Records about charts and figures
* * *
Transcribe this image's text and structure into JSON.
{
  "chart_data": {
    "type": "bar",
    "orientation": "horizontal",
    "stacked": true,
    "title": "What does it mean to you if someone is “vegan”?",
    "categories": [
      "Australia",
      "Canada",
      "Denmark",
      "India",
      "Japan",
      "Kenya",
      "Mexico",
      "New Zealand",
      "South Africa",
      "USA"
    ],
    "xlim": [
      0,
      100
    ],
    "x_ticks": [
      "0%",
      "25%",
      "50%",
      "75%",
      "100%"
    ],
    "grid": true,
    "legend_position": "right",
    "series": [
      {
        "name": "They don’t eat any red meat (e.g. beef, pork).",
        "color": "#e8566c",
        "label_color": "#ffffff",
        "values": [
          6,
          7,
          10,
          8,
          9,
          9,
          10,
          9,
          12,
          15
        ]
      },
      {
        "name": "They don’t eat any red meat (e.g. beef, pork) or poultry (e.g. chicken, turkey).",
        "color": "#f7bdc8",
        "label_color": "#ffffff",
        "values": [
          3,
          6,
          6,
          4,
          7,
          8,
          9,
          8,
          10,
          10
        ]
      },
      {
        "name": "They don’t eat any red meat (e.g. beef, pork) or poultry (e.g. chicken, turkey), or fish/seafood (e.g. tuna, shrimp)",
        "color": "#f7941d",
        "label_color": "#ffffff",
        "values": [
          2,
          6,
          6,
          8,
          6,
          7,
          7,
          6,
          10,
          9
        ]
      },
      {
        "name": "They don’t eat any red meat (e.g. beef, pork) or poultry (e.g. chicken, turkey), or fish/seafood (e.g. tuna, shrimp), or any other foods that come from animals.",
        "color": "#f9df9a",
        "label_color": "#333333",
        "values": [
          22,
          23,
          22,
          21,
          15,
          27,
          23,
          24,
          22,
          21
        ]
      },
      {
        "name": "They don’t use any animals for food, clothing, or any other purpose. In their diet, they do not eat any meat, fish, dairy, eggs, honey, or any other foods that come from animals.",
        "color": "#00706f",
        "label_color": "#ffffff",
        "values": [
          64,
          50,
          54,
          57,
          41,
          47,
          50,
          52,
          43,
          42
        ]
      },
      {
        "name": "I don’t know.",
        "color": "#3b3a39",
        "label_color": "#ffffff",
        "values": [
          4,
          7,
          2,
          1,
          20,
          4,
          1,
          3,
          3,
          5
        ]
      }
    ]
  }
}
* * *
• [Requirements]
Filter the entries and copy out every line with the word "seafood".

• [Correct answer]
        "name": "They don’t eat any red meat (e.g. beef, pork) or poultry (e.g. chicken, turkey), or fish/seafood (e.g. tuna, shrimp)",
        "name": "They don’t eat any red meat (e.g. beef, pork) or poultry (e.g. chicken, turkey), or fish/seafood (e.g. tuna, shrimp), or any other foods that come from animals.",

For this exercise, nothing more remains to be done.